----- The records

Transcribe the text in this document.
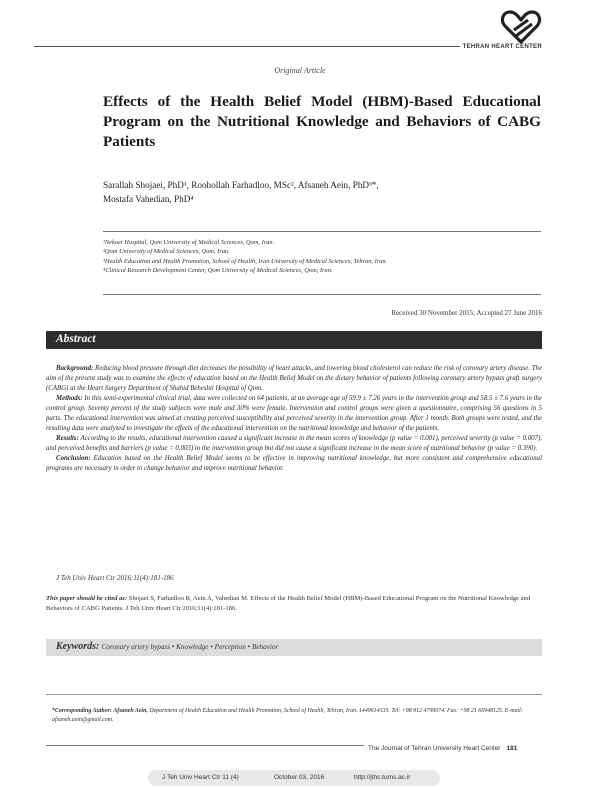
TEHRAN HEART CENTER
Original Article
Effects of the Health Belief Model (HBM)-Based Educational Program on the Nutritional Knowledge and Behaviors of CABG Patients
Sarallah Shojaei, PhD¹, Roohollah Farhadloo, MSc², Afsaneh Aein, PhD³*,
Mostafa Vahedian, PhD⁴
¹Nekoei Hospital, Qom University of Medical Sciences, Qom, Iran.
²Qom University of Medical Sciences, Qom, Iran.
³Health Education and Health Promotion, School of Health, Iran University of Medical Sciences, Tehran, Iran.
⁴Clinical Research Development Center, Qom University of Medical Sciences, Qom, Iran.
Received 30 November 2015; Accepted 27 June 2016
Abstract

Background: Reducing blood pressure through diet decreases the possibility of heart attacks, and lowering blood cholesterol can reduce the risk of coronary artery disease. The aim of the present study was to examine the effects of education based on the Health Belief Model on the dietary behavior of patients following coronary artery bypass graft surgery (CABG) at the Heart Surgery Department of Shahid Beheshti Hospital of Qom.

Methods: In this semi-experimental clinical trial, data were collected on 64 patients, at an average age of 59.9 ± 7.26 years in the intervention group and 58.5 ± 7.6 years in the control group. Seventy percent of the study subjects were male and 30% were female. Intervention and control groups were given a questionnaire, comprising 56 questions in 5 parts. The educational intervention was aimed at creating perceived susceptibility and perceived severity in the intervention group. After 1 month. Both groups were tested, and the resulting data were analyzed to investigate the effects of the educational intervention on the nutritional knowledge and behavior of the patients.

Results: According to the results, educational intervention caused a significant increase in the mean scores of knowledge (p value = 0.001), perceived severity (p value = 0.007), and perceived benefits and barriers (p value = 0.003) in the intervention group but did not cause a significant increase in the mean score of nutritional behavior (p value = 0.390).

Conclusion: Education based on the Health Belief Model seems to be effective in improving nutritional knowledge, but more consistent and comprehensive educational programs are necessary in order to change behavior and improve nutritional behavior.

J Teh Univ Heart Ctr 2016;11(4):181-186
This paper should be cited as: Shojaei S, Farhadloo R, Aein A, Vahedian M. Effects of the Health Belief Model (HBM)-Based Educational Program on the Nutritional Knowledge and Behaviors of CABG Patients. J Teh Univ Heart Ctr 2016;11(4):181-186.
Keywords: Coronary artery bypass • Knowledge • Perception • Behavior
*Corresponding Author: Afsaneh Aein, Department of Health Education and Health Promotion, School of Health, Tehran, Iran. 1449614535. Tel: +98 912 4799074. Fax: +98 21 66948125. E-mail: afsaneh.aein@gmail.com.
The Journal of Tehran University Heart Center 181
J Teh Univ Heart Ctr 11 (4)	October 03, 2016	http://jthc.tums.ac.ir
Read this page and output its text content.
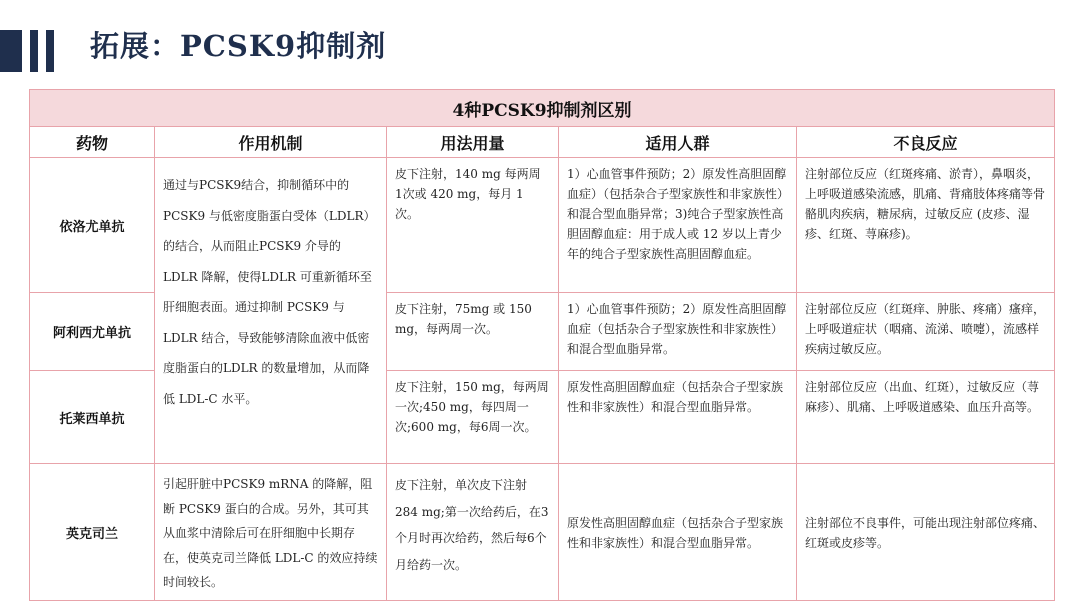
拓展：PCSK9抑制剂
4种PCSK9抑制剂区别				
药物	作用机制	用法用量	适用人群	不良反应
依洛尤单抗	通过与PCSK9结合，抑制循环中的PCSK9 与低密度脂蛋白受体（LDLR）的结合，从而阻止PCSK9 介导的 LDLR 降解，使得LDLR 可重新循环至肝细胞表面。通过抑制 PCSK9 与 LDLR 结合，导致能够清除血液中低密度脂蛋白的LDLR 的数量增加，从而降低 LDL-C 水平。	皮下注射，140 mg 每两周 1次或 420 mg，每月 1 次。	1）心血管事件预防；2）原发性高胆固醇血症）（包括杂合子型家族性和非家族性）和混合型血脂异常；3)纯合子型家族性高胆固醇血症：用于成人或 12 岁以上青少年的纯合子型家族性高胆固醇血症。	注射部位反应（红斑疼痛、淤青），鼻咽炎，上呼吸道感染流感，肌痛、背痛肢体疼痛等骨骼肌肉疾病，糖尿病，过敏反应 (皮疹、湿疹、红斑、荨麻疹)。
阿利西尤单抗		皮下注射，75mg 或 150 mg，每两周一次。	1）心血管事件预防；2）原发性高胆固醇血症（包括杂合子型家族性和非家族性）和混合型血脂异常。	注射部位反应（红斑痒、肿胀、疼痛）瘙痒，上呼吸道症状（咽痛、流涕、喷嚏），流感样疾病过敏反应。
托莱西单抗		皮下注射，150 mg，每两周一次;450 mg，每四周一次;600 mg，每6周一次。	原发性高胆固醇血症（包括杂合子型家族性和非家族性）和混合型血脂异常。	注射部位反应（出血、红斑），过敏反应（荨麻疹）、肌痛、上呼吸道感染、血压升高等。
英克司兰	引起肝脏中PCSK9 mRNA 的降解，阻断 PCSK9 蛋白的合成。另外，其可其从血浆中清除后可在肝细胞中长期存在，使英克司兰降低 LDL-C 的效应持续时间较长。	皮下注射，单次皮下注射 284 mg;第一次给药后，在3个月时再次给药，然后每6个月给药一次。	原发性高胆固醇血症（包括杂合子型家族性和非家族性）和混合型血脂异常。	注射部位不良事件，可能出现注射部位疼痛、红斑或皮疹等。
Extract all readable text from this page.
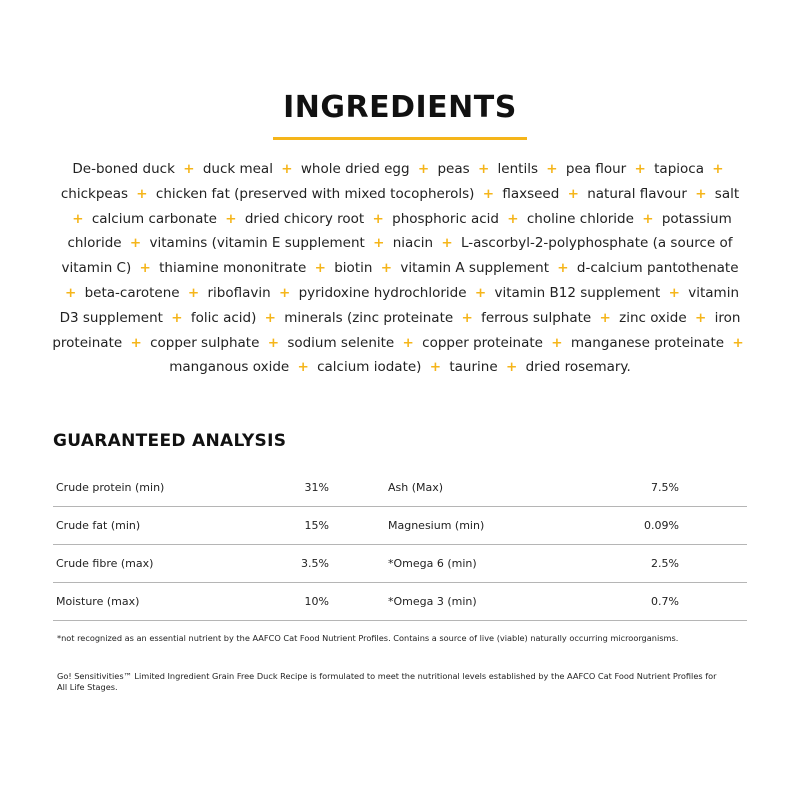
INGREDIENTS

De-boned duck + duck meal + whole dried egg + peas + lentils + pea flour + tapioca + chickpeas + chicken fat (preserved with mixed tocopherols) + flaxseed + natural flavour + salt + calcium carbonate + dried chicory root + phosphoric acid + choline chloride + potassium chloride + vitamins (vitamin E supplement + niacin + L-ascorbyl-2-polyphosphate (a source of vitamin C) + thiamine mononitrate + biotin + vitamin A supplement + d-calcium pantothenate + beta-carotene + riboflavin + pyridoxine hydrochloride + vitamin B12 supplement + vitamin D3 supplement + folic acid) + minerals (zinc proteinate + ferrous sulphate + zinc oxide + iron proteinate + copper sulphate + sodium selenite + copper proteinate + manganese proteinate + manganous oxide + calcium iodate) + taurine + dried rosemary.

GUARANTEED ANALYSIS
Crude protein (min)	31%	Ash (Max)	7.5%
Crude fat (min)	15%	Magnesium (min)	0.09%
Crude fibre (max)	3.5%	*Omega 6 (min)	2.5%
Moisture (max)	10%	*Omega 3 (min)	0.7%

*not recognized as an essential nutrient by the AAFCO Cat Food Nutrient Profiles. Contains a source of live (viable) naturally occurring microorganisms.

Go! Sensitivities™ Limited Ingredient Grain Free Duck Recipe is formulated to meet the nutritional levels established by the AAFCO Cat Food Nutrient Profiles for All Life Stages.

----------

(Task statement):
Drop the pictures; repeat each entry above exactly.

(Final answer):
Transcribe the text in this document.
TEHRAN HEART CENTER
Original Article
Effects of the Health Belief Model (HBM)-Based Educational Program on the Nutritional Knowledge and Behaviors of CABG Patients
Sarallah Shojaei, PhD¹, Roohollah Farhadloo, MSc², Afsaneh Aein, PhD³*,
Mostafa Vahedian, PhD⁴
¹Nekoei Hospital, Qom University of Medical Sciences, Qom, Iran.
²Qom University of Medical Sciences, Qom, Iran.
³Health Education and Health Promotion, School of Health, Iran University of Medical Sciences, Tehran, Iran.
⁴Clinical Research Development Center, Qom University of Medical Sciences, Qom, Iran.
Received 30 November 2015; Accepted 27 June 2016
Abstract

Background: Reducing blood pressure through diet decreases the possibility of heart attacks, and lowering blood cholesterol can reduce the risk of coronary artery disease. The aim of the present study was to examine the effects of education based on the Health Belief Model on the dietary behavior of patients following coronary artery bypass graft surgery (CABG) at the Heart Surgery Department of Shahid Beheshti Hospital of Qom.

Methods: In this semi-experimental clinical trial, data were collected on 64 patients, at an average age of 59.9 ± 7.26 years in the intervention group and 58.5 ± 7.6 years in the control group. Seventy percent of the study subjects were male and 30% were female. Intervention and control groups were given a questionnaire, comprising 56 questions in 5 parts. The educational intervention was aimed at creating perceived susceptibility and perceived severity in the intervention group. After 1 month. Both groups were tested, and the resulting data were analyzed to investigate the effects of the educational intervention on the nutritional knowledge and behavior of the patients.

Results: According to the results, educational intervention caused a significant increase in the mean scores of knowledge (p value = 0.001), perceived severity (p value = 0.007), and perceived benefits and barriers (p value = 0.003) in the intervention group but did not cause a significant increase in the mean score of nutritional behavior (p value = 0.390).

Conclusion: Education based on the Health Belief Model seems to be effective in improving nutritional knowledge, but more consistent and comprehensive educational programs are necessary in order to change behavior and improve nutritional behavior.

J Teh Univ Heart Ctr 2016;11(4):181-186
This paper should be cited as: Shojaei S, Farhadloo R, Aein A, Vahedian M. Effects of the Health Belief Model (HBM)-Based Educational Program on the Nutritional Knowledge and Behaviors of CABG Patients. J Teh Univ Heart Ctr 2016;11(4):181-186.
Keywords: Coronary artery bypass • Knowledge • Perception • Behavior
*Corresponding Author: Afsaneh Aein, Department of Health Education and Health Promotion, School of Health, Tehran, Iran. 1449614535. Tel: +98 912 4799074. Fax: +98 21 66948125. E-mail: afsaneh.aein@gmail.com.
The Journal of Tehran University Heart Center 181
J Teh Univ Heart Ctr 11 (4)	October 03, 2016	http://jthc.tums.ac.ir
Read this page and output its text content.
拓展：PCSK9抑制剂
4种PCSK9抑制剂区别				
药物	作用机制	用法用量	适用人群	不良反应
依洛尤单抗	通过与PCSK9结合，抑制循环中的PCSK9 与低密度脂蛋白受体（LDLR）的结合，从而阻止PCSK9 介导的 LDLR 降解，使得LDLR 可重新循环至肝细胞表面。通过抑制 PCSK9 与 LDLR 结合，导致能够清除血液中低密度脂蛋白的LDLR 的数量增加，从而降低 LDL-C 水平。	皮下注射，140 mg 每两周 1次或 420 mg，每月 1 次。	1）心血管事件预防；2）原发性高胆固醇血症）（包括杂合子型家族性和非家族性）和混合型血脂异常；3)纯合子型家族性高胆固醇血症：用于成人或 12 岁以上青少年的纯合子型家族性高胆固醇血症。	注射部位反应（红斑疼痛、淤青），鼻咽炎，上呼吸道感染流感，肌痛、背痛肢体疼痛等骨骼肌肉疾病，糖尿病，过敏反应 (皮疹、湿疹、红斑、荨麻疹)。
阿利西尤单抗		皮下注射，75mg 或 150 mg，每两周一次。	1）心血管事件预防；2）原发性高胆固醇血症（包括杂合子型家族性和非家族性）和混合型血脂异常。	注射部位反应（红斑痒、肿胀、疼痛）瘙痒，上呼吸道症状（咽痛、流涕、喷嚏），流感样疾病过敏反应。
托莱西单抗		皮下注射，150 mg，每两周一次;450 mg，每四周一次;600 mg，每6周一次。	原发性高胆固醇血症（包括杂合子型家族性和非家族性）和混合型血脂异常。	注射部位反应（出血、红斑），过敏反应（荨麻疹）、肌痛、上呼吸道感染、血压升高等。
英克司兰	引起肝脏中PCSK9 mRNA 的降解，阻断 PCSK9 蛋白的合成。另外，其可其从血浆中清除后可在肝细胞中长期存在，使英克司兰降低 LDL-C 的效应持续时间较长。	皮下注射，单次皮下注射 284 mg;第一次给药后，在3个月时再次给药，然后每6个月给药一次。	原发性高胆固醇血症（包括杂合子型家族性和非家族性）和混合型血脂异常。	注射部位不良事件，可能出现注射部位疼痛、红斑或皮疹等。
Extract all readable text from this page.
INGREDIENTS

De-boned duck + duck meal + whole dried egg + peas + lentils + pea flour + tapioca + chickpeas + chicken fat (preserved with mixed tocopherols) + flaxseed + natural flavour + salt + calcium carbonate + dried chicory root + phosphoric acid + choline chloride + potassium chloride + vitamins (vitamin E supplement + niacin + L-ascorbyl-2-polyphosphate (a source of vitamin C) + thiamine mononitrate + biotin + vitamin A supplement + d-calcium pantothenate + beta-carotene + riboflavin + pyridoxine hydrochloride + vitamin B12 supplement + vitamin D3 supplement + folic acid) + minerals (zinc proteinate + ferrous sulphate + zinc oxide + iron proteinate + copper sulphate + sodium selenite + copper proteinate + manganese proteinate + manganous oxide + calcium iodate) + taurine + dried rosemary.

GUARANTEED ANALYSIS
Crude protein (min)	31%	Ash (Max)	7.5%
Crude fat (min)	15%	Magnesium (min)	0.09%
Crude fibre (max)	3.5%	*Omega 6 (min)	2.5%
Moisture (max)	10%	*Omega 3 (min)	0.7%

*not recognized as an essential nutrient by the AAFCO Cat Food Nutrient Profiles. Contains a source of live (viable) naturally occurring microorganisms.

Go! Sensitivities™ Limited Ingredient Grain Free Duck Recipe is formulated to meet the nutritional levels established by the AAFCO Cat Food Nutrient Profiles for All Life Stages.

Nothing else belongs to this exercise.